▸ **Recorded data**:
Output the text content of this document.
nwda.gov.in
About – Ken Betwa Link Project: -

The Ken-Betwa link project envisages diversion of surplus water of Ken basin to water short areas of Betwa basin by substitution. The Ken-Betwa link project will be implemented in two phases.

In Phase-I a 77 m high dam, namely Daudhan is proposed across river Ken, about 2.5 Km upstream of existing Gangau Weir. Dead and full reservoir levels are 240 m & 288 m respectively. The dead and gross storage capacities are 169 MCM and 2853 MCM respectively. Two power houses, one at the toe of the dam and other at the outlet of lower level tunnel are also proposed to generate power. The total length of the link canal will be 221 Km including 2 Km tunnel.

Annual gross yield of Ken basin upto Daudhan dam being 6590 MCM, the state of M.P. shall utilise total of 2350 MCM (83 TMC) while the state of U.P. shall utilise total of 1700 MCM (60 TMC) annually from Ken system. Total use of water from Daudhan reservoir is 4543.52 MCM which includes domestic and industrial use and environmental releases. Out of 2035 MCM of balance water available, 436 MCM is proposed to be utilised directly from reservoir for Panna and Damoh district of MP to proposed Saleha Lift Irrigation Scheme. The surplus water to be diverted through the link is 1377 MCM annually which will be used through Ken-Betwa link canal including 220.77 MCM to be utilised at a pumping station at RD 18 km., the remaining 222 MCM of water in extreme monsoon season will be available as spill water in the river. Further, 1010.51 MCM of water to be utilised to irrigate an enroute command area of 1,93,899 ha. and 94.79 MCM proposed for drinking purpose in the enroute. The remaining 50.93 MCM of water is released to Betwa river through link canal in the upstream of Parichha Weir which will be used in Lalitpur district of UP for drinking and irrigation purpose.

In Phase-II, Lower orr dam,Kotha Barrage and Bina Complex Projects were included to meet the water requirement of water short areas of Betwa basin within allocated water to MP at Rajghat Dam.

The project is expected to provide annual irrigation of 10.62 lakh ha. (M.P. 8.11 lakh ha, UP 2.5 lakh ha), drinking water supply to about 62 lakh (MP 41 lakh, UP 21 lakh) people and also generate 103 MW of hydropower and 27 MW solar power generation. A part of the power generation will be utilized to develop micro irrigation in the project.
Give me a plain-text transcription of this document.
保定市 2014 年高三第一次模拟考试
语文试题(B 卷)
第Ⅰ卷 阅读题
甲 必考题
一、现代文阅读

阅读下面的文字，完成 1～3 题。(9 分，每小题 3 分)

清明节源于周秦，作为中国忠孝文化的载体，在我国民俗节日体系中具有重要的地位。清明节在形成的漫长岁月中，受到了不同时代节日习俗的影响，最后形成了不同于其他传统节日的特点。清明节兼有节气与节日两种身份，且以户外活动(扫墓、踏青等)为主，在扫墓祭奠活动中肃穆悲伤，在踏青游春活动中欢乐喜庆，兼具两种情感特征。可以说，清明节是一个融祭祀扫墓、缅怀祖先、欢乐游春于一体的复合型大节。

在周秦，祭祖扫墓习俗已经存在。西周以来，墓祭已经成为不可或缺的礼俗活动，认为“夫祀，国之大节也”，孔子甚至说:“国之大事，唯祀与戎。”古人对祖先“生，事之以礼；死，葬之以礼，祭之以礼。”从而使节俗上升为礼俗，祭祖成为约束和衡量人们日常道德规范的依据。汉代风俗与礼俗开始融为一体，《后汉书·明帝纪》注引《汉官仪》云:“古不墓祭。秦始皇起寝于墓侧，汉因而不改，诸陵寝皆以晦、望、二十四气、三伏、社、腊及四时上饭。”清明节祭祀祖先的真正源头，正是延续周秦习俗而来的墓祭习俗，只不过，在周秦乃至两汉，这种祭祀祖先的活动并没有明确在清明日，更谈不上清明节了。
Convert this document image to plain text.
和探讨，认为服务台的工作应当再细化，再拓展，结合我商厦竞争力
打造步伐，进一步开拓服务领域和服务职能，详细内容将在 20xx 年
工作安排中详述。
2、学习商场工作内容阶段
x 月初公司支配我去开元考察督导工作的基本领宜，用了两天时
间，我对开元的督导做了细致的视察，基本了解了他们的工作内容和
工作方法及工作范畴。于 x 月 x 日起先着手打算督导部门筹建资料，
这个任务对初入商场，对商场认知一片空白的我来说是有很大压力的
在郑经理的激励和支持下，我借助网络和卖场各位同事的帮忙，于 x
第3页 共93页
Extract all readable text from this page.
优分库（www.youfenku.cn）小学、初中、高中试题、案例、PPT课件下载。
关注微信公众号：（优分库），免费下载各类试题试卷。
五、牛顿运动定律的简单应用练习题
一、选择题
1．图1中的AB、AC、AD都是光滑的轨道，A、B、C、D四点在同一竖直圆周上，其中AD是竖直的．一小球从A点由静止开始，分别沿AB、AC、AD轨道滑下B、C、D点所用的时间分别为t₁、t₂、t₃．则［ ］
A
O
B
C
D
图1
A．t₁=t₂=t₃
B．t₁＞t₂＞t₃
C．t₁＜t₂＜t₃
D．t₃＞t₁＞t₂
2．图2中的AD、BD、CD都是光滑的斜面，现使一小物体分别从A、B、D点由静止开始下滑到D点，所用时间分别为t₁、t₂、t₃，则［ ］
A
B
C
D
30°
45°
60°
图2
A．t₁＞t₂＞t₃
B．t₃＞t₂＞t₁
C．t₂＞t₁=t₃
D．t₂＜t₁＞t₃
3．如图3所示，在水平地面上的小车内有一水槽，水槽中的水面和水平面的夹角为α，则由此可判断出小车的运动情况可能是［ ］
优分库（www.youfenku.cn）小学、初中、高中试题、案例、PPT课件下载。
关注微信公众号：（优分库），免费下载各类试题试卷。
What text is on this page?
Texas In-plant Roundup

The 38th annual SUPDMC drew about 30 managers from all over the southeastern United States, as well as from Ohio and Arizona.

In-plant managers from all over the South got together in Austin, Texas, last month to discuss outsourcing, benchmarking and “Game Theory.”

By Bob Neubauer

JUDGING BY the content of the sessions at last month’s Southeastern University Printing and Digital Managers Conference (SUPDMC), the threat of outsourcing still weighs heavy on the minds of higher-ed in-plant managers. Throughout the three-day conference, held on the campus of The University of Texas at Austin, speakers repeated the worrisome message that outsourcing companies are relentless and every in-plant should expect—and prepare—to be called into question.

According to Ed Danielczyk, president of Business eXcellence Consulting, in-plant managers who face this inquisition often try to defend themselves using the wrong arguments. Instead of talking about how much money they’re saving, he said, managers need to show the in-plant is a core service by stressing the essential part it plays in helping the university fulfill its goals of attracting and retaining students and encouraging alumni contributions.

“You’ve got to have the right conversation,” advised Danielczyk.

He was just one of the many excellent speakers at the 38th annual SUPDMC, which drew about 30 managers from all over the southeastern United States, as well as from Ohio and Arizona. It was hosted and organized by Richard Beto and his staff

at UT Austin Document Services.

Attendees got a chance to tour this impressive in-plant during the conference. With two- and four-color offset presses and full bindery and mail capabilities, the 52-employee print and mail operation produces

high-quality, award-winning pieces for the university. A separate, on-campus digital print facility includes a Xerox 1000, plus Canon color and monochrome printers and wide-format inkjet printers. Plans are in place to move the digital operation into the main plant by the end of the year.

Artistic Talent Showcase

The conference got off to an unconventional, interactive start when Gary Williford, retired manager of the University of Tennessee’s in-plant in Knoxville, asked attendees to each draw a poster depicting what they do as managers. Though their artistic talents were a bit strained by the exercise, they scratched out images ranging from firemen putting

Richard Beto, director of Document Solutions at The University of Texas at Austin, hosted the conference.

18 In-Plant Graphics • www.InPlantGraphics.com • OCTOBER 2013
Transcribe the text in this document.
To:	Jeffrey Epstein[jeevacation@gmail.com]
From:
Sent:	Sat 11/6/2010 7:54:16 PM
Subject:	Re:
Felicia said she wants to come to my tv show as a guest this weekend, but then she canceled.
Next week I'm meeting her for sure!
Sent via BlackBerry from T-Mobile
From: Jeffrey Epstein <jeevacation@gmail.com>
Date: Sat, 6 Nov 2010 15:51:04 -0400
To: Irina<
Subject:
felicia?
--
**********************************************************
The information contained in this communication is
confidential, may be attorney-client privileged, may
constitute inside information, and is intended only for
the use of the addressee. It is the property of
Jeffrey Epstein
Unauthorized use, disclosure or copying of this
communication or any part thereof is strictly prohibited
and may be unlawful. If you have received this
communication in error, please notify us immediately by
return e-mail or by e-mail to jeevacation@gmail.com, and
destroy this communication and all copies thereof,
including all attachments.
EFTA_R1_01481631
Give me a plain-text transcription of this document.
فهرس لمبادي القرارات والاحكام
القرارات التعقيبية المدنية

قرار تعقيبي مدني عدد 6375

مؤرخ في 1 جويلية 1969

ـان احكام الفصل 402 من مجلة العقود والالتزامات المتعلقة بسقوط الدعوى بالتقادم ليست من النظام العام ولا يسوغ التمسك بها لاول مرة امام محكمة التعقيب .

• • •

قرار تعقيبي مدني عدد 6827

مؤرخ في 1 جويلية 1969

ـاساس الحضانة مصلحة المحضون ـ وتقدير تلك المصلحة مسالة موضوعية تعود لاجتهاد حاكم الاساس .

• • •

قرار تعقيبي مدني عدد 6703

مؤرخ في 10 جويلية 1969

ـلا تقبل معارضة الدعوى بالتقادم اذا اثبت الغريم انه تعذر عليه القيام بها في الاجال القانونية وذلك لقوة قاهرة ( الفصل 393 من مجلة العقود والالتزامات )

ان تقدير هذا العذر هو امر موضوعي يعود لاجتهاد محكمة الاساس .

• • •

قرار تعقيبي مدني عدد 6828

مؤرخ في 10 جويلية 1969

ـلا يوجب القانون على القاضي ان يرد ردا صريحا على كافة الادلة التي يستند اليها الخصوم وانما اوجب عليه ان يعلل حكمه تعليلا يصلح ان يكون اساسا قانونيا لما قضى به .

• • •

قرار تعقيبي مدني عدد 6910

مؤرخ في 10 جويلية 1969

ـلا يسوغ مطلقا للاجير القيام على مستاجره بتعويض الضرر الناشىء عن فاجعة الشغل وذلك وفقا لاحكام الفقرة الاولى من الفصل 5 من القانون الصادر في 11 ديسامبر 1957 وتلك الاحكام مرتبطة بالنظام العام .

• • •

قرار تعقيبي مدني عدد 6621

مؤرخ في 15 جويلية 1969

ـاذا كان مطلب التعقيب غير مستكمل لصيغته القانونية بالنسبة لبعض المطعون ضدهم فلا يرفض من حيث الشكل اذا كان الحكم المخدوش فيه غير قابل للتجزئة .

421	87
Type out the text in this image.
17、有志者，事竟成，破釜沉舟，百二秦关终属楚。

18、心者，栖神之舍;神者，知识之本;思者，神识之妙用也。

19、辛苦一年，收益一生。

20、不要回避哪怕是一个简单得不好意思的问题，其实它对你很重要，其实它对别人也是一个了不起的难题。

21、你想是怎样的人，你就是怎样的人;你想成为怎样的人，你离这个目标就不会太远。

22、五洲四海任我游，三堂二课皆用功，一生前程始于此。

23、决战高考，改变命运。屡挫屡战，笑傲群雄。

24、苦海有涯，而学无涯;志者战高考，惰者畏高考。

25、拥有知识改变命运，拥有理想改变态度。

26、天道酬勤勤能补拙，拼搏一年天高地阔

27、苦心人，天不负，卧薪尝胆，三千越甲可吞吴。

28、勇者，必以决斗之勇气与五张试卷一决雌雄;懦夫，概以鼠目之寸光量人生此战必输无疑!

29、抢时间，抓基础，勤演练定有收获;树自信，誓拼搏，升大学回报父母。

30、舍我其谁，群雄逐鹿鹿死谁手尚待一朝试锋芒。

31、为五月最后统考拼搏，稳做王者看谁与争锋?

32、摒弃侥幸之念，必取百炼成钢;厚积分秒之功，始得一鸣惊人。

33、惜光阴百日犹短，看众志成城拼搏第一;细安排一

▸ **Task goal**:
Look through the material above and pick out each line holding the word "Texas".

▸ **Task solution**:
Texas In-plant Roundup
In-plant managers from all over the South got together in Austin, Texas, last month to discuss outsourcing, benchmarking and “Game Theory.”
JUDGING BY the content of the sessions at last month’s Southeastern University Printing and Digital Managers Conference (SUPDMC), the threat of outsourcing still weighs heavy on the minds of higher-ed in-plant managers. Throughout the three-day conference, held on the campus of The University of Texas at Austin, speakers repeated the worrisome message that outsourcing companies are relentless and every in-plant should expect—and prepare—to be called into question.
Richard Beto, director of Document Solutions at The University of Texas at Austin, hosted the conference.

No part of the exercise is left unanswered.